[Excerpt from a dataset]
▽
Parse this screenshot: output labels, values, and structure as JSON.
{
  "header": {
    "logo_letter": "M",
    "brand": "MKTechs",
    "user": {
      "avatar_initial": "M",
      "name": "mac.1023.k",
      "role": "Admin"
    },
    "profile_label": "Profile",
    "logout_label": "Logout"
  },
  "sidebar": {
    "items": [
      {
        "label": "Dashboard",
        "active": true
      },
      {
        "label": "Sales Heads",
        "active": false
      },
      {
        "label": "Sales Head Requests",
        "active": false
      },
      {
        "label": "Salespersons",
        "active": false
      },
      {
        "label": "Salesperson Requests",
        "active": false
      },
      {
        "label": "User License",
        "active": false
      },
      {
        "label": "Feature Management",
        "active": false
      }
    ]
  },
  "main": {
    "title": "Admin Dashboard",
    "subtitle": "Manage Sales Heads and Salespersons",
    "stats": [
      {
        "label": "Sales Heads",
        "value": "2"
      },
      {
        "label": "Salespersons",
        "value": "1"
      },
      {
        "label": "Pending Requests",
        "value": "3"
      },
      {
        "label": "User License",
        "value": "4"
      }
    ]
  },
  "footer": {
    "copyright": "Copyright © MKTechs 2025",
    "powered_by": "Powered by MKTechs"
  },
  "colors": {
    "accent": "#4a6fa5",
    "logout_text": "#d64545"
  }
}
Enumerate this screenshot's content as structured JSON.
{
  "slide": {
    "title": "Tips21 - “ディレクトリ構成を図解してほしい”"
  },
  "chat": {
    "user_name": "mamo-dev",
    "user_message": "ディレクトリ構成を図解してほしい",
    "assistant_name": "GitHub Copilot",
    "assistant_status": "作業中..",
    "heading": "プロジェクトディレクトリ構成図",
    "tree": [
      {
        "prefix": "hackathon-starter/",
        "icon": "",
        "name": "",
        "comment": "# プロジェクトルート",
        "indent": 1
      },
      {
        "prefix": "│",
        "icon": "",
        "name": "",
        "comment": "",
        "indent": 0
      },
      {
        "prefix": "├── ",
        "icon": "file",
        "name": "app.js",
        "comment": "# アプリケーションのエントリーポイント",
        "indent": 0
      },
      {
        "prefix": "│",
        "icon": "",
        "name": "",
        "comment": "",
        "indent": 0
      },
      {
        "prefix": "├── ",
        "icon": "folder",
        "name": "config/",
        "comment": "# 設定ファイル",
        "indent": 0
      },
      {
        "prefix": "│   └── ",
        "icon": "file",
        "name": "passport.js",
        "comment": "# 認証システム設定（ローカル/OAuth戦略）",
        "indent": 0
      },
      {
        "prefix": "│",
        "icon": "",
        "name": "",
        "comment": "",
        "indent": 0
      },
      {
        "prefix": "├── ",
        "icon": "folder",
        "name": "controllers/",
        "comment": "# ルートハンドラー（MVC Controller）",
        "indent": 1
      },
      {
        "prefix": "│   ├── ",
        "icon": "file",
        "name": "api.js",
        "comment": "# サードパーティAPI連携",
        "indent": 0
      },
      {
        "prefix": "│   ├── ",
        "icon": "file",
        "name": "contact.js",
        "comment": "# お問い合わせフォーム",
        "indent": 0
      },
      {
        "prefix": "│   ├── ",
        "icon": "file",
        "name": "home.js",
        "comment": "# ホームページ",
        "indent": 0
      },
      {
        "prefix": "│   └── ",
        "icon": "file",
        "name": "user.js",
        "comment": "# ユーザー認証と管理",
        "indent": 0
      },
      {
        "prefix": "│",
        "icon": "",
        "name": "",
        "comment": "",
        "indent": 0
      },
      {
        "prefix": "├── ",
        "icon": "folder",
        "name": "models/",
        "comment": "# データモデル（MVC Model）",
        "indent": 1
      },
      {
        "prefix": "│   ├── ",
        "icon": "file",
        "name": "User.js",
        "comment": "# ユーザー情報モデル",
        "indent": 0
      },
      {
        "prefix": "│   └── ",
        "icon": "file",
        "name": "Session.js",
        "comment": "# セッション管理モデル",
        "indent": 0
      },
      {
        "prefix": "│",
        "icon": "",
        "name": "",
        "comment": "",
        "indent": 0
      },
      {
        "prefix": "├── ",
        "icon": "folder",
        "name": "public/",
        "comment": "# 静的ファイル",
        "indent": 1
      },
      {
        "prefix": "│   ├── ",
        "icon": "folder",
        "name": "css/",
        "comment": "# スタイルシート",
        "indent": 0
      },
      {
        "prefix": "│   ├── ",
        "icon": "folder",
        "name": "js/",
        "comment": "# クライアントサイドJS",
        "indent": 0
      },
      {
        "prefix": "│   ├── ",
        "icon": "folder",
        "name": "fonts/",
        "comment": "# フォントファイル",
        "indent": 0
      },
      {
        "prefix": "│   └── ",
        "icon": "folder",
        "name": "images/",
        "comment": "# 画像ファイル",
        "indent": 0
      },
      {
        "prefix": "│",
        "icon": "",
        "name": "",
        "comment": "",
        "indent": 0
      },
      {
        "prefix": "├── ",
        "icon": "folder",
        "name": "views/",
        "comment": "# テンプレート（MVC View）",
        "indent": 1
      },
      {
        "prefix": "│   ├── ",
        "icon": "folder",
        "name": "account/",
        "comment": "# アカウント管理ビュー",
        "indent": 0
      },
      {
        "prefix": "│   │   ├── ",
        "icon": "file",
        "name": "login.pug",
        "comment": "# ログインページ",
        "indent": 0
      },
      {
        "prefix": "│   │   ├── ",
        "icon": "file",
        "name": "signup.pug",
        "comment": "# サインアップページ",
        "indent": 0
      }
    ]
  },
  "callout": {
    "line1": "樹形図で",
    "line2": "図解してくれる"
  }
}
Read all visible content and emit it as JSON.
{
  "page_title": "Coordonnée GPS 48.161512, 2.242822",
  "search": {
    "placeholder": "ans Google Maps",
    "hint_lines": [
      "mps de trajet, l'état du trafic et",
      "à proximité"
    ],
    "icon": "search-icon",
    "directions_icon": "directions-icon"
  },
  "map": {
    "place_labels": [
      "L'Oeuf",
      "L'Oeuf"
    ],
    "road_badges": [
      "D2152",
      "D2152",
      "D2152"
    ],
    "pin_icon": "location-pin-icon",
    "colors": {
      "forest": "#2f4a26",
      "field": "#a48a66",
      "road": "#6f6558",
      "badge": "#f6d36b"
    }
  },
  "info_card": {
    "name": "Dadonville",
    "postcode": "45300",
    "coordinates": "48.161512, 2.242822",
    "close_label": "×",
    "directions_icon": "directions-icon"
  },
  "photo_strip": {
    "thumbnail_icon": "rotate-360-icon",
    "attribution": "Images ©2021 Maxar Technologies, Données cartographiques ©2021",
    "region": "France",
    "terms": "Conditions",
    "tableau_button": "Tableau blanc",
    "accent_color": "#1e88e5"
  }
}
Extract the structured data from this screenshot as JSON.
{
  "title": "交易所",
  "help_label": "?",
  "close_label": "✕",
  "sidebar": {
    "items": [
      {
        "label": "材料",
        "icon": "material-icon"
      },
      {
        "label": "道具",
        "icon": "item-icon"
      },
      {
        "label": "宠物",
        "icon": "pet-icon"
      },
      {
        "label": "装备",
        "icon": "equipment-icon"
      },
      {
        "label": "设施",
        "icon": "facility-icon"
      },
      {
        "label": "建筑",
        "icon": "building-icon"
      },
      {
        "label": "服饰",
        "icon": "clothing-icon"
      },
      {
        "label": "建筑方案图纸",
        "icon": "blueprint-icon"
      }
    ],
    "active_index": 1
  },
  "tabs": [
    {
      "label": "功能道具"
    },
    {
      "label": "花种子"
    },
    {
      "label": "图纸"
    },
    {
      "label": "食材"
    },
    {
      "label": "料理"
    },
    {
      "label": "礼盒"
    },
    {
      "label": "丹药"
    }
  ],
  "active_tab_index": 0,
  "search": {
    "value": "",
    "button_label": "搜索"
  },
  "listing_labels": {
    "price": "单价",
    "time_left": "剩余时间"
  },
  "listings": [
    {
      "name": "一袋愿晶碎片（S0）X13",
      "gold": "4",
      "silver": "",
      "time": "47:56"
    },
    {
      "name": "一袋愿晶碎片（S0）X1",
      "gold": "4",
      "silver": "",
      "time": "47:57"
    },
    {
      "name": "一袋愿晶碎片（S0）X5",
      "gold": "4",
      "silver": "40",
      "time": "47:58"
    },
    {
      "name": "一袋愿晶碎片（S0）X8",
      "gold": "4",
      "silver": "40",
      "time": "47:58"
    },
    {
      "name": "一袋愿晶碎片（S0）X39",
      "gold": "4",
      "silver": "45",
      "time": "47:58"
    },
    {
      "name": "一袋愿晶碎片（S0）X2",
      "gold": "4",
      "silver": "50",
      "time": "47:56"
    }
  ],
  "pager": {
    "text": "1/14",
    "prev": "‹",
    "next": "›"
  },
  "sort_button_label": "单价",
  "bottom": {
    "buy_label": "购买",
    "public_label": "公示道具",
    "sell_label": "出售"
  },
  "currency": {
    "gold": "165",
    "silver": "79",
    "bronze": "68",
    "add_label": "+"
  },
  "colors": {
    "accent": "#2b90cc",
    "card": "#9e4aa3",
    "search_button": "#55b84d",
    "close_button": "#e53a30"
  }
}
△
_What you are asked to do_:
Return each line among the entries that holds the word "Requests".

_Result_:
        "label": "Sales Head Requests",
        "label": "Salesperson Requests",
        "label": "Pending Requests",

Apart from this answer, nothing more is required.